Stored data
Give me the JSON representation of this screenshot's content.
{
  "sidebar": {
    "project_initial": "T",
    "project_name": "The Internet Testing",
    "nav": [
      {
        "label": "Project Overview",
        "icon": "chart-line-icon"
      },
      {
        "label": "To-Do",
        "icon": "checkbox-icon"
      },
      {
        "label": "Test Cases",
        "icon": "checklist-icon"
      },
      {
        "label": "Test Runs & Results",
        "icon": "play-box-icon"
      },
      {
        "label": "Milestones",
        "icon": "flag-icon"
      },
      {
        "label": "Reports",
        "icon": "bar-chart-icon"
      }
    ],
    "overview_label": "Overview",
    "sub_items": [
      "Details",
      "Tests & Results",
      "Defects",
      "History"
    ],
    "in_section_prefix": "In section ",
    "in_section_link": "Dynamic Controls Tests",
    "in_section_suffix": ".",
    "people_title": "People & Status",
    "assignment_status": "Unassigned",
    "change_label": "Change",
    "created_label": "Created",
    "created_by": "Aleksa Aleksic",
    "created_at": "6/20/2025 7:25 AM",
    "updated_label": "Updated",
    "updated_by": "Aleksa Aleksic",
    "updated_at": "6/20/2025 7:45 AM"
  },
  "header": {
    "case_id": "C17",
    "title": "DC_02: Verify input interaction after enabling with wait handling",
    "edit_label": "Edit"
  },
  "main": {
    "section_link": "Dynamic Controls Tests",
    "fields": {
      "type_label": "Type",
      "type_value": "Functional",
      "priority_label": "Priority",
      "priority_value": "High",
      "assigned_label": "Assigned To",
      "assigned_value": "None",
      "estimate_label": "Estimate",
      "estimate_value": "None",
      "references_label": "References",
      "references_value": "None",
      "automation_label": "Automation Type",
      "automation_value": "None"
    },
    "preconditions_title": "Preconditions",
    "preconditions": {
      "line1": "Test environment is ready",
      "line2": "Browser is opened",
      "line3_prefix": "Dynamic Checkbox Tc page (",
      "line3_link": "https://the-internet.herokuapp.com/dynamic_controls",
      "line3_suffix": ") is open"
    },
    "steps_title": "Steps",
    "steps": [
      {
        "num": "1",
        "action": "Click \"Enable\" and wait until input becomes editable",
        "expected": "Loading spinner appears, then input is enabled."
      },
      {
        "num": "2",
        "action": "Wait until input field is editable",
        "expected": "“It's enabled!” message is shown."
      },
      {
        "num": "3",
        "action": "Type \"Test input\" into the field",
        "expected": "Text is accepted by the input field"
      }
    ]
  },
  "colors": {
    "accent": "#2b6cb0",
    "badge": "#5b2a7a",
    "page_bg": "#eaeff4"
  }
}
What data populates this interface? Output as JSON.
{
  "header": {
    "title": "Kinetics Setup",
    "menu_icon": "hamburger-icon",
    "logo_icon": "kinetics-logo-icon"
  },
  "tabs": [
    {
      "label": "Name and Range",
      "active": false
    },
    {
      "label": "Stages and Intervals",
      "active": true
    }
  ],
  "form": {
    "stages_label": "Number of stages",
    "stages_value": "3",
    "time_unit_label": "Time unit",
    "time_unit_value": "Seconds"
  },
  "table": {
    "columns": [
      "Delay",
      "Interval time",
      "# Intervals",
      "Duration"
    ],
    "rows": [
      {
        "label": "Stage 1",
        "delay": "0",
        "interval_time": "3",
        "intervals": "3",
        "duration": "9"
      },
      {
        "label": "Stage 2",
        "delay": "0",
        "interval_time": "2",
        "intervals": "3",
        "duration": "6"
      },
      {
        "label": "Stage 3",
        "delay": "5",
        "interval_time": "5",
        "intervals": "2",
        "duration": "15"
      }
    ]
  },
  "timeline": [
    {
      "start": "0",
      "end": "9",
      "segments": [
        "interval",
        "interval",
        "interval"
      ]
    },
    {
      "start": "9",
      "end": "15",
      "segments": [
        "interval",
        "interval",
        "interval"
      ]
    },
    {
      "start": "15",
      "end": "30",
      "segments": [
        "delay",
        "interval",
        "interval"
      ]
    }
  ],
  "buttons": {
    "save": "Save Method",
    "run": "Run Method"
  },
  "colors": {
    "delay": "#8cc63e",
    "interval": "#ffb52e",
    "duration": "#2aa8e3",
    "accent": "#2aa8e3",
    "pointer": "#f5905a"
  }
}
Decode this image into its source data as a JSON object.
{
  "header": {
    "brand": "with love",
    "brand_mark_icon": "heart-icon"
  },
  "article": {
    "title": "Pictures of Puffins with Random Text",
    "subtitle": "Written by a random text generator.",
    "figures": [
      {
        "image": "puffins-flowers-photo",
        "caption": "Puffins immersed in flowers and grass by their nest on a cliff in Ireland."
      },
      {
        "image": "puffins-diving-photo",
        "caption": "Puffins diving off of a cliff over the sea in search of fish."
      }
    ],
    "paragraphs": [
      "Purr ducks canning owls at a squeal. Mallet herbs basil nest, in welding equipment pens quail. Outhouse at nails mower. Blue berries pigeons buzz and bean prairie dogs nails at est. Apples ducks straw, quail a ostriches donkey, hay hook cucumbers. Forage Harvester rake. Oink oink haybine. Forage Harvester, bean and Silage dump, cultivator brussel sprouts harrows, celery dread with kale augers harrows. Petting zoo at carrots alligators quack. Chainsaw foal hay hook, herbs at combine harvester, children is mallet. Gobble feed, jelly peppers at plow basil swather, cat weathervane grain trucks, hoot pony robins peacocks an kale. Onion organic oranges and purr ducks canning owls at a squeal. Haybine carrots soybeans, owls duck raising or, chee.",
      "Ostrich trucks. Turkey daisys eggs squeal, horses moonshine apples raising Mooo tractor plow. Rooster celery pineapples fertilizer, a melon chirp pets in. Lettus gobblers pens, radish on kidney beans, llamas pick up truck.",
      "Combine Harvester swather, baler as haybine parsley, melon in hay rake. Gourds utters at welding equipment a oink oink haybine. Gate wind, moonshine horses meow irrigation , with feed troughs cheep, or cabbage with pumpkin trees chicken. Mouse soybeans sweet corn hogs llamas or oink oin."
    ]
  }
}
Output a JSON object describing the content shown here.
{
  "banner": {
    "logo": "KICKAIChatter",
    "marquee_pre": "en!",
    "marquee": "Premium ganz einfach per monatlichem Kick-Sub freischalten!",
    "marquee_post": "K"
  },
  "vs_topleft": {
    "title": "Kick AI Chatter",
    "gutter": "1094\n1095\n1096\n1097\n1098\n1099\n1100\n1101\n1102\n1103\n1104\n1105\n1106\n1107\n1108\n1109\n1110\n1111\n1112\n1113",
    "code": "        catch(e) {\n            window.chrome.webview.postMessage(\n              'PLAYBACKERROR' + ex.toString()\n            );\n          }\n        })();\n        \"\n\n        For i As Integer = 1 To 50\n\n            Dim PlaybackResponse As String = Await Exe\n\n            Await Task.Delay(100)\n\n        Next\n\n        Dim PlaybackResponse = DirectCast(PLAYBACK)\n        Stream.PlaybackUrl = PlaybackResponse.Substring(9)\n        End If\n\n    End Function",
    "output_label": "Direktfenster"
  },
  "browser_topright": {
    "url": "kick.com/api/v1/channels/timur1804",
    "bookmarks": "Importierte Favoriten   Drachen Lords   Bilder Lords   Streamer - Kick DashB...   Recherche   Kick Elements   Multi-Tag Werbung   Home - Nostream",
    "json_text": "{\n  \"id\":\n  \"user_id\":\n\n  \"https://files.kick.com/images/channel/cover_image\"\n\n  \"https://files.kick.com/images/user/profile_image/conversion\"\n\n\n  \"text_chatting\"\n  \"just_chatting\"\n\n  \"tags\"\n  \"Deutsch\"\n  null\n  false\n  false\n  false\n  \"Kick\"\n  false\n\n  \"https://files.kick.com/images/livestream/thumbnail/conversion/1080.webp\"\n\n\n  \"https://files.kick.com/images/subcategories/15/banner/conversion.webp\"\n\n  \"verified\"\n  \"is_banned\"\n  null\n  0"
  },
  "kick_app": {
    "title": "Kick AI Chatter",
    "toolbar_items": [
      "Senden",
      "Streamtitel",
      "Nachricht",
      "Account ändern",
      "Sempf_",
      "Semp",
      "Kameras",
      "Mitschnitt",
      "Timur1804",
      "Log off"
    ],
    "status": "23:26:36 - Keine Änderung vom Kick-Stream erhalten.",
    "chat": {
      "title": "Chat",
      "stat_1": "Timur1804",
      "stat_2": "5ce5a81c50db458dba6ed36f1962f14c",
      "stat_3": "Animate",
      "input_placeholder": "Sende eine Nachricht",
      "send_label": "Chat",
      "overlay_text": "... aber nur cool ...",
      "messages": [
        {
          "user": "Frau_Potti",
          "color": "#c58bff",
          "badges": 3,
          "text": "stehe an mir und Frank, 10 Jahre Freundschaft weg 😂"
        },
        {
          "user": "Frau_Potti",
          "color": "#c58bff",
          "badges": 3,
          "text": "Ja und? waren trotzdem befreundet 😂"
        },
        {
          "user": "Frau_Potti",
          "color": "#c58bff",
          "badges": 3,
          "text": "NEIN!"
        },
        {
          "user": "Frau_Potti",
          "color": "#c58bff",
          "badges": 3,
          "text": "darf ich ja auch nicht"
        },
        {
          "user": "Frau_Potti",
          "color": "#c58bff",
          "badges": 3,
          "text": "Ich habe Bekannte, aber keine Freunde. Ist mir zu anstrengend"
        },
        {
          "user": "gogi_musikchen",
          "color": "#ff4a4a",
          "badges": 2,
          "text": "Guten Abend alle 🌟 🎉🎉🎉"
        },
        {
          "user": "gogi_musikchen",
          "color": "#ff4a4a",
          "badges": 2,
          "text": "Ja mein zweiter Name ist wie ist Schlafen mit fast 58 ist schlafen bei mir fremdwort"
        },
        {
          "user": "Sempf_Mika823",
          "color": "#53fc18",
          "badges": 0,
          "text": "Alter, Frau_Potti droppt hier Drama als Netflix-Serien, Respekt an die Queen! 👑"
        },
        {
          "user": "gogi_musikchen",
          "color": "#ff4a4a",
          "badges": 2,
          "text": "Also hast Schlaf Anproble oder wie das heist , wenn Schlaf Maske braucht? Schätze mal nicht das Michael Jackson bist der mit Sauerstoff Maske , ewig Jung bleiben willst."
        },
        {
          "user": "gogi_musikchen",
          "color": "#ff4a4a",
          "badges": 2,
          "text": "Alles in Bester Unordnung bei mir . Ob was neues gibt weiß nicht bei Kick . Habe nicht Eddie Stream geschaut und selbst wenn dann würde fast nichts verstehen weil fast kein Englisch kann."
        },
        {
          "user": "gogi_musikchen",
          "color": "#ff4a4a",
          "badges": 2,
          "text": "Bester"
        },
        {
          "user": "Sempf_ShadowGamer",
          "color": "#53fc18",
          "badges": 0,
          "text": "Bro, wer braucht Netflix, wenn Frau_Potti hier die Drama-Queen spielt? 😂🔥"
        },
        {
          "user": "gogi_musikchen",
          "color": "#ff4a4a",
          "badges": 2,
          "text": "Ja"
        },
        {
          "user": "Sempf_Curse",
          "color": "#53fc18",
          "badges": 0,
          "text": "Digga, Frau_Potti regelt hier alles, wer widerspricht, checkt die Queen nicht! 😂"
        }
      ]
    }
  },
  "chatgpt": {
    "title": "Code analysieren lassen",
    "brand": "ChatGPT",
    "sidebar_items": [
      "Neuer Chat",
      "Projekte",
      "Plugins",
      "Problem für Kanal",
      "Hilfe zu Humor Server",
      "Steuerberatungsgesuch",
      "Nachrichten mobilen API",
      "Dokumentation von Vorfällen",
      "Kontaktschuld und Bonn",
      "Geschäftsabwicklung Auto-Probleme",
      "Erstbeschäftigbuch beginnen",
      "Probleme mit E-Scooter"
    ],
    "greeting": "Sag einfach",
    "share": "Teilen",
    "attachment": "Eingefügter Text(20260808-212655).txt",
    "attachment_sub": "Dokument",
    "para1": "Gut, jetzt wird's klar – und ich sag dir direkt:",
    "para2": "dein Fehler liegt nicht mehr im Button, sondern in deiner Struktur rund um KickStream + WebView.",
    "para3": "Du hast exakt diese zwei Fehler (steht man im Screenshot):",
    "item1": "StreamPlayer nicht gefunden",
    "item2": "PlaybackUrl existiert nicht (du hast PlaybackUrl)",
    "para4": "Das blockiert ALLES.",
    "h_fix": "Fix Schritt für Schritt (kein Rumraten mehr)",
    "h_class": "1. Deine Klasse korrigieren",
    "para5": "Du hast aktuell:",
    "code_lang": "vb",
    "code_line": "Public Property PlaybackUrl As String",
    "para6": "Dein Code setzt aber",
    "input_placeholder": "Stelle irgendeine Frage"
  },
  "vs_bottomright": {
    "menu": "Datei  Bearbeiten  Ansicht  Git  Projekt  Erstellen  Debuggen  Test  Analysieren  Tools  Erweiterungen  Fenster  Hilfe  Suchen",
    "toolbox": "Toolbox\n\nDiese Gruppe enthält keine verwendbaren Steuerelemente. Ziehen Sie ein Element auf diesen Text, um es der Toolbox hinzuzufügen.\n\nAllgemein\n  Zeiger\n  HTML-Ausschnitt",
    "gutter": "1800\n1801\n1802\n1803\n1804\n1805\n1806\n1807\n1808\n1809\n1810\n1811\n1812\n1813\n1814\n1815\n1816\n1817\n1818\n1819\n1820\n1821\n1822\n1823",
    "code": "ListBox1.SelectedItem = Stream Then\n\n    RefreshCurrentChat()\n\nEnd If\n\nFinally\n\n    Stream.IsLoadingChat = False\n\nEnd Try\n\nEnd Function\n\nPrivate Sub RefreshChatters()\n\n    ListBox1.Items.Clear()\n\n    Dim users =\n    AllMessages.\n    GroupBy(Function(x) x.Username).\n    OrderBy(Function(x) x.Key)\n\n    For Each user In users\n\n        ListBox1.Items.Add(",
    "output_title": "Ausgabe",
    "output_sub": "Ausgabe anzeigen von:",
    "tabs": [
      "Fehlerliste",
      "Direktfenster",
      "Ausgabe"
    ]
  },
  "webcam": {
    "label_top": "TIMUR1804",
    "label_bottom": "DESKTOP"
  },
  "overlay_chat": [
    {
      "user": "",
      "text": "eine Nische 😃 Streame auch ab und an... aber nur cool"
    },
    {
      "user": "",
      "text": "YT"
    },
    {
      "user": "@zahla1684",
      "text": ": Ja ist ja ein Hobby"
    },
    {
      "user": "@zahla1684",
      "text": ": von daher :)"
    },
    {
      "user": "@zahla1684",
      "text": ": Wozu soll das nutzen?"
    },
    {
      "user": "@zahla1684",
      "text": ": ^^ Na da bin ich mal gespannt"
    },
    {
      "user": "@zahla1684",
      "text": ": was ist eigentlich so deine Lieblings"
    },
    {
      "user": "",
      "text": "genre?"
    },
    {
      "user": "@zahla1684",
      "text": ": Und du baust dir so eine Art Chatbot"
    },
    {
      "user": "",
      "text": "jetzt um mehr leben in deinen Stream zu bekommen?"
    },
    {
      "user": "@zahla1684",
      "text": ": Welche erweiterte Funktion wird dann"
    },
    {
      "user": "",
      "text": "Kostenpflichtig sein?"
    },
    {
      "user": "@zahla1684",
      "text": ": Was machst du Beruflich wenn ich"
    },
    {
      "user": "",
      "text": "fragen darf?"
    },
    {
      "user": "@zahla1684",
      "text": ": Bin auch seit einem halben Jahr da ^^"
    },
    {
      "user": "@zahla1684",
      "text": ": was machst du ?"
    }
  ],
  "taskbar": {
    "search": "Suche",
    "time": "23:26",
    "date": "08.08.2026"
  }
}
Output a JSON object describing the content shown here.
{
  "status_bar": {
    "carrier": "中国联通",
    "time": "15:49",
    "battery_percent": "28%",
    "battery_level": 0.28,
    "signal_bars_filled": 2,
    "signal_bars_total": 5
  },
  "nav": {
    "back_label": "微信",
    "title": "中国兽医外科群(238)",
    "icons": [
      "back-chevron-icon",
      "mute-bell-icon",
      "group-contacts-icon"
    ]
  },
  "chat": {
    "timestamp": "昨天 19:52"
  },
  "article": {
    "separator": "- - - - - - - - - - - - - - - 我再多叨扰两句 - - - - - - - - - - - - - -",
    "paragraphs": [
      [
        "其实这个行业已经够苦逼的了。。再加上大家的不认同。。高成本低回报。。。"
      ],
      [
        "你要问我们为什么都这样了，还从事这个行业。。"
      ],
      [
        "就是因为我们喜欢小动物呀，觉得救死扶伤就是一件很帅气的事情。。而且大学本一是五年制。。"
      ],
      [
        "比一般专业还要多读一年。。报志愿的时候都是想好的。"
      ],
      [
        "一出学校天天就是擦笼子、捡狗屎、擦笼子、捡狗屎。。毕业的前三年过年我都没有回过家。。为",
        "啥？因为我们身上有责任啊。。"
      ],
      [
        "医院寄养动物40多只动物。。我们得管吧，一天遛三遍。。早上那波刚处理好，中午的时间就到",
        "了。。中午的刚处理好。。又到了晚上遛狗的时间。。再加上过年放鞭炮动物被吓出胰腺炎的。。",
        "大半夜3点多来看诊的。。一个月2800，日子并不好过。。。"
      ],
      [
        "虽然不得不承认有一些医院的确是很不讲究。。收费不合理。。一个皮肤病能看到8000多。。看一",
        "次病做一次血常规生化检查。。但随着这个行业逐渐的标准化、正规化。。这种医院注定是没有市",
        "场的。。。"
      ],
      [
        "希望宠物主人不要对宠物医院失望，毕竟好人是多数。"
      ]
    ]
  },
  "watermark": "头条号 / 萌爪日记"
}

**GOAL OF THE EXERCISE**
Work out how many lines in the records above hold the string "fast", then give only that count.

**EXPECTED OUTPUT**
2